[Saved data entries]
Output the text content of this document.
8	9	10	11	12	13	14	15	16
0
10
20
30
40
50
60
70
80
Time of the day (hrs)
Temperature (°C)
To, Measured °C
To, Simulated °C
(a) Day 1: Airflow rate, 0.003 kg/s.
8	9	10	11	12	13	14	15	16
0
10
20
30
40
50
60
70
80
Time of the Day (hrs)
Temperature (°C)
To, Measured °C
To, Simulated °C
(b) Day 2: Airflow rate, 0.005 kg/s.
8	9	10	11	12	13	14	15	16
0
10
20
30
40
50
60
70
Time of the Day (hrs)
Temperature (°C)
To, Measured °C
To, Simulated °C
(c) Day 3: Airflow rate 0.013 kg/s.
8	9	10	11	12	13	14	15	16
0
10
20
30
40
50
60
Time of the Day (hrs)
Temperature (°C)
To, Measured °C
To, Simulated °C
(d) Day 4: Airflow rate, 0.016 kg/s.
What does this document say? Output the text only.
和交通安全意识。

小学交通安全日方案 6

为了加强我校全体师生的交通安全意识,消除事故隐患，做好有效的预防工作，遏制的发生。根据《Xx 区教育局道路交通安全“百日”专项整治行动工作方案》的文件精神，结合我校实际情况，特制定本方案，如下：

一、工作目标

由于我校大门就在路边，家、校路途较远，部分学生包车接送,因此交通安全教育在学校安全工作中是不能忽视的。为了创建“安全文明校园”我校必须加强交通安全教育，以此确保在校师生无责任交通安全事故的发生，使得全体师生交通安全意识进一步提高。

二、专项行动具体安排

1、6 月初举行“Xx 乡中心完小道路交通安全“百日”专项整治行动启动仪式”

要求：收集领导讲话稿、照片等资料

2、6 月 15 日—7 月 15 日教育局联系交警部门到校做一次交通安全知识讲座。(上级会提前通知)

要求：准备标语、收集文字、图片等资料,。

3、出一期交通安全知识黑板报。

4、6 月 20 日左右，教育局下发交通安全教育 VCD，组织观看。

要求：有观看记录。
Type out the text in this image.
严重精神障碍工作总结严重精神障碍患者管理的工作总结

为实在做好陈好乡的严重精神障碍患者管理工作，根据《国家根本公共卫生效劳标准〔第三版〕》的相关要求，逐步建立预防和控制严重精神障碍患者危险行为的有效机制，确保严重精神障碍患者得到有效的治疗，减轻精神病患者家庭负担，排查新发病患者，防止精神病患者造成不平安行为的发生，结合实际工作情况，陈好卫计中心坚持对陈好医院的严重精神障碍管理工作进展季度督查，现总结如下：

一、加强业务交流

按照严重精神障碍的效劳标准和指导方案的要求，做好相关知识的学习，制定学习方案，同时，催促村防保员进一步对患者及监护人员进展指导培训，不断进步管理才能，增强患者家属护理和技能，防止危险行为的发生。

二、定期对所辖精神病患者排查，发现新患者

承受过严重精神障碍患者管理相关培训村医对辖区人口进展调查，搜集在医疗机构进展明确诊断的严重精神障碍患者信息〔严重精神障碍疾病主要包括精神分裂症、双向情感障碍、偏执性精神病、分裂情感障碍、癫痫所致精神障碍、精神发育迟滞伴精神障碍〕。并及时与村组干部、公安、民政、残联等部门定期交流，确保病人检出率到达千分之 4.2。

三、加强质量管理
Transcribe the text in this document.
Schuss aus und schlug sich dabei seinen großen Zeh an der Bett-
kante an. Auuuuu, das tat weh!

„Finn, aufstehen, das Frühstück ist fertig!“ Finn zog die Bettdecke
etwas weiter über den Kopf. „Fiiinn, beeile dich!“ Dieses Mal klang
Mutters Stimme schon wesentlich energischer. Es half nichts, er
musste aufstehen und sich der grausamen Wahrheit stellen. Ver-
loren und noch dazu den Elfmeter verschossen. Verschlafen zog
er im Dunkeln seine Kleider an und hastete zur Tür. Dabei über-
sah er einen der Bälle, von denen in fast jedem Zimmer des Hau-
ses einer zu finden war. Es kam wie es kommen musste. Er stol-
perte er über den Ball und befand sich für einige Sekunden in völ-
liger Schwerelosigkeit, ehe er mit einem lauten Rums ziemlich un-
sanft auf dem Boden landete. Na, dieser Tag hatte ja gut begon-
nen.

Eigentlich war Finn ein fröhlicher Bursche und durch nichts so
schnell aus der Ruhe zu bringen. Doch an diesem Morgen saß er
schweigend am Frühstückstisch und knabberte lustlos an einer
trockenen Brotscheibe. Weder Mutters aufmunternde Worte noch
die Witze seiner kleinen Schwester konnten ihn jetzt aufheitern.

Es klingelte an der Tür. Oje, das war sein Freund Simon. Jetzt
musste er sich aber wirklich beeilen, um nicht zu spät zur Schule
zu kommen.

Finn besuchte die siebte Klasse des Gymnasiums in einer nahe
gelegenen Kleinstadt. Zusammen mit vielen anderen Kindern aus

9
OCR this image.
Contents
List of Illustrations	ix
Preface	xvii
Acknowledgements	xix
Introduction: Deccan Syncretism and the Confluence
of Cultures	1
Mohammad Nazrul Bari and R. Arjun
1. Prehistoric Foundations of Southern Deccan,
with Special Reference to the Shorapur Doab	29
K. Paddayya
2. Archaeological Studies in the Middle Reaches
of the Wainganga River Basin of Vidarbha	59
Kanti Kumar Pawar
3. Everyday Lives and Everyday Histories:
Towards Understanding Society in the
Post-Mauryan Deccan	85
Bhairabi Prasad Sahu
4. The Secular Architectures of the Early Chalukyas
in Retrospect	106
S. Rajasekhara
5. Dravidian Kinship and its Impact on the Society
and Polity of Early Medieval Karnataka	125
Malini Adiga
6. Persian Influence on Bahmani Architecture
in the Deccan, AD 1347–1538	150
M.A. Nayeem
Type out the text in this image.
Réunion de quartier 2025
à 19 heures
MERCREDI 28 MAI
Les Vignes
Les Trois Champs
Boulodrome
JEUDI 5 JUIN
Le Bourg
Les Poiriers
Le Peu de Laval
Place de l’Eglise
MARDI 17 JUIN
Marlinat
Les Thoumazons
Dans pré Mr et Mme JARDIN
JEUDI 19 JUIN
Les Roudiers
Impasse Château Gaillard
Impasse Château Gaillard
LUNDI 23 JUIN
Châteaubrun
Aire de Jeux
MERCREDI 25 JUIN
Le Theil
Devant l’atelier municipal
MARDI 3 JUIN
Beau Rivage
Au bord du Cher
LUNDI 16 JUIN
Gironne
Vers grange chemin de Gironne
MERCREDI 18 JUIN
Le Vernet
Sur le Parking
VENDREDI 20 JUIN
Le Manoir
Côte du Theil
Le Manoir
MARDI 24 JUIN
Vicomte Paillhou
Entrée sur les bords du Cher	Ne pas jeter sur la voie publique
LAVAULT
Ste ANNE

* Work to do:
Retype the material above, line by line, exactly.

* Written answer:
Output the text content of this document.
8	9	10	11	12	13	14	15	16
0
10
20
30
40
50
60
70
80
Time of the day (hrs)
Temperature (°C)
To, Measured °C
To, Simulated °C
(a) Day 1: Airflow rate, 0.003 kg/s.
8	9	10	11	12	13	14	15	16
0
10
20
30
40
50
60
70
80
Time of the Day (hrs)
Temperature (°C)
To, Measured °C
To, Simulated °C
(b) Day 2: Airflow rate, 0.005 kg/s.
8	9	10	11	12	13	14	15	16
0
10
20
30
40
50
60
70
Time of the Day (hrs)
Temperature (°C)
To, Measured °C
To, Simulated °C
(c) Day 3: Airflow rate 0.013 kg/s.
8	9	10	11	12	13	14	15	16
0
10
20
30
40
50
60
Time of the Day (hrs)
Temperature (°C)
To, Measured °C
To, Simulated °C
(d) Day 4: Airflow rate, 0.016 kg/s.
What does this document say? Output the text only.
和交通安全意识。

小学交通安全日方案 6

为了加强我校全体师生的交通安全意识,消除事故隐患，做好有效的预防工作，遏制的发生。根据《Xx 区教育局道路交通安全“百日”专项整治行动工作方案》的文件精神，结合我校实际情况，特制定本方案，如下：

一、工作目标

由于我校大门就在路边，家、校路途较远，部分学生包车接送,因此交通安全教育在学校安全工作中是不能忽视的。为了创建“安全文明校园”我校必须加强交通安全教育，以此确保在校师生无责任交通安全事故的发生，使得全体师生交通安全意识进一步提高。

二、专项行动具体安排

1、6 月初举行“Xx 乡中心完小道路交通安全“百日”专项整治行动启动仪式”

要求：收集领导讲话稿、照片等资料

2、6 月 15 日—7 月 15 日教育局联系交警部门到校做一次交通安全知识讲座。(上级会提前通知)

要求：准备标语、收集文字、图片等资料,。

3、出一期交通安全知识黑板报。

4、6 月 20 日左右，教育局下发交通安全教育 VCD，组织观看。

要求：有观看记录。
Type out the text in this image.
严重精神障碍工作总结严重精神障碍患者管理的工作总结

为实在做好陈好乡的严重精神障碍患者管理工作，根据《国家根本公共卫生效劳标准〔第三版〕》的相关要求，逐步建立预防和控制严重精神障碍患者危险行为的有效机制，确保严重精神障碍患者得到有效的治疗，减轻精神病患者家庭负担，排查新发病患者，防止精神病患者造成不平安行为的发生，结合实际工作情况，陈好卫计中心坚持对陈好医院的严重精神障碍管理工作进展季度督查，现总结如下：

一、加强业务交流

按照严重精神障碍的效劳标准和指导方案的要求，做好相关知识的学习，制定学习方案，同时，催促村防保员进一步对患者及监护人员进展指导培训，不断进步管理才能，增强患者家属护理和技能，防止危险行为的发生。

二、定期对所辖精神病患者排查，发现新患者

承受过严重精神障碍患者管理相关培训村医对辖区人口进展调查，搜集在医疗机构进展明确诊断的严重精神障碍患者信息〔严重精神障碍疾病主要包括精神分裂症、双向情感障碍、偏执性精神病、分裂情感障碍、癫痫所致精神障碍、精神发育迟滞伴精神障碍〕。并及时与村组干部、公安、民政、残联等部门定期交流，确保病人检出率到达千分之 4.2。

三、加强质量管理
Transcribe the text in this document.
Schuss aus und schlug sich dabei seinen großen Zeh an der Bett-
kante an. Auuuuu, das tat weh!

„Finn, aufstehen, das Frühstück ist fertig!“ Finn zog die Bettdecke
etwas weiter über den Kopf. „Fiiinn, beeile dich!“ Dieses Mal klang
Mutters Stimme schon wesentlich energischer. Es half nichts, er
musste aufstehen und sich der grausamen Wahrheit stellen. Ver-
loren und noch dazu den Elfmeter verschossen. Verschlafen zog
er im Dunkeln seine Kleider an und hastete zur Tür. Dabei über-
sah er einen der Bälle, von denen in fast jedem Zimmer des Hau-
ses einer zu finden war. Es kam wie es kommen musste. Er stol-
perte er über den Ball und befand sich für einige Sekunden in völ-
liger Schwerelosigkeit, ehe er mit einem lauten Rums ziemlich un-
sanft auf dem Boden landete. Na, dieser Tag hatte ja gut begon-
nen.

Eigentlich war Finn ein fröhlicher Bursche und durch nichts so
schnell aus der Ruhe zu bringen. Doch an diesem Morgen saß er
schweigend am Frühstückstisch und knabberte lustlos an einer
trockenen Brotscheibe. Weder Mutters aufmunternde Worte noch
die Witze seiner kleinen Schwester konnten ihn jetzt aufheitern.

Es klingelte an der Tür. Oje, das war sein Freund Simon. Jetzt
musste er sich aber wirklich beeilen, um nicht zu spät zur Schule
zu kommen.

Finn besuchte die siebte Klasse des Gymnasiums in einer nahe
gelegenen Kleinstadt. Zusammen mit vielen anderen Kindern aus

9
OCR this image.
Contents
List of Illustrations	ix
Preface	xvii
Acknowledgements	xix
Introduction: Deccan Syncretism and the Confluence
of Cultures	1
Mohammad Nazrul Bari and R. Arjun
1. Prehistoric Foundations of Southern Deccan,
with Special Reference to the Shorapur Doab	29
K. Paddayya
2. Archaeological Studies in the Middle Reaches
of the Wainganga River Basin of Vidarbha	59
Kanti Kumar Pawar
3. Everyday Lives and Everyday Histories:
Towards Understanding Society in the
Post-Mauryan Deccan	85
Bhairabi Prasad Sahu
4. The Secular Architectures of the Early Chalukyas
in Retrospect	106
S. Rajasekhara
5. Dravidian Kinship and its Impact on the Society
and Polity of Early Medieval Karnataka	125
Malini Adiga
6. Persian Influence on Bahmani Architecture
in the Deccan, AD 1347–1538	150
M.A. Nayeem
Type out the text in this image.
Réunion de quartier 2025
à 19 heures
MERCREDI 28 MAI
Les Vignes
Les Trois Champs
Boulodrome
JEUDI 5 JUIN
Le Bourg
Les Poiriers
Le Peu de Laval
Place de l’Eglise
MARDI 17 JUIN
Marlinat
Les Thoumazons
Dans pré Mr et Mme JARDIN
JEUDI 19 JUIN
Les Roudiers
Impasse Château Gaillard
Impasse Château Gaillard
LUNDI 23 JUIN
Châteaubrun
Aire de Jeux
MERCREDI 25 JUIN
Le Theil
Devant l’atelier municipal
MARDI 3 JUIN
Beau Rivage
Au bord du Cher
LUNDI 16 JUIN
Gironne
Vers grange chemin de Gironne
MERCREDI 18 JUIN
Le Vernet
Sur le Parking
VENDREDI 20 JUIN
Le Manoir
Côte du Theil
Le Manoir
MARDI 24 JUIN
Vicomte Paillhou
Entrée sur les bords du Cher	Ne pas jeter sur la voie publique
LAVAULT
Ste ANNE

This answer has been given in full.